Dataset excerpt:
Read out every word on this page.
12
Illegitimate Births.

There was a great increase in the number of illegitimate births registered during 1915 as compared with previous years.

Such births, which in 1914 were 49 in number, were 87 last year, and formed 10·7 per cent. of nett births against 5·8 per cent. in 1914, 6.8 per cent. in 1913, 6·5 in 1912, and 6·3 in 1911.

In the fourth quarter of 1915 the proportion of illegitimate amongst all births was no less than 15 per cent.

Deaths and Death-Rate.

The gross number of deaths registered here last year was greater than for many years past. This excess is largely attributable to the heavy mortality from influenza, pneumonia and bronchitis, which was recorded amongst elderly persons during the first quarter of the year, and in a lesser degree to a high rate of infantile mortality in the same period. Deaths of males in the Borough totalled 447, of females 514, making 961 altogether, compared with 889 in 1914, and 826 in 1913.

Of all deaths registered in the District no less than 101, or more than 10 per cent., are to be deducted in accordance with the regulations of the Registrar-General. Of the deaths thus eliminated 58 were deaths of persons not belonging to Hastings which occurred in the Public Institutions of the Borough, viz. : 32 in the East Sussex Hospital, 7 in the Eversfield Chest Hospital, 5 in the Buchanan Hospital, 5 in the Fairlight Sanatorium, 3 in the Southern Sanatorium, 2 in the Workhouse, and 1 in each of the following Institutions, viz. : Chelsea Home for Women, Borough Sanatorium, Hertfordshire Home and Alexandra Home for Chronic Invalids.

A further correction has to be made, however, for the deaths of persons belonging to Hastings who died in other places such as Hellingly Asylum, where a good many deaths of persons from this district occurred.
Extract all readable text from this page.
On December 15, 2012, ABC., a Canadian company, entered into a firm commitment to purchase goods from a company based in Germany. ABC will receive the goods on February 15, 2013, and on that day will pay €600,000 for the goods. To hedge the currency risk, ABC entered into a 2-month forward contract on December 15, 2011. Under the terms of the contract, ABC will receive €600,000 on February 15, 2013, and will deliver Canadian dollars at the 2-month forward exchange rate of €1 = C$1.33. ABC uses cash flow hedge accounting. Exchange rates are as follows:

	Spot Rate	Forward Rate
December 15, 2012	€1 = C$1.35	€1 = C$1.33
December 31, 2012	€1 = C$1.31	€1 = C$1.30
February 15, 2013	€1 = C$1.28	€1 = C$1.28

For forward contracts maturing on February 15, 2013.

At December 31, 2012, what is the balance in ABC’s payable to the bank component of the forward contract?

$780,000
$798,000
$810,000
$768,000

- **WHAT YOU ARE ASKED TO DO**
Check each line of the data above for the word "page", then state how many lines have it. Give the number alone.

- **COMPLETE ANSWER**
2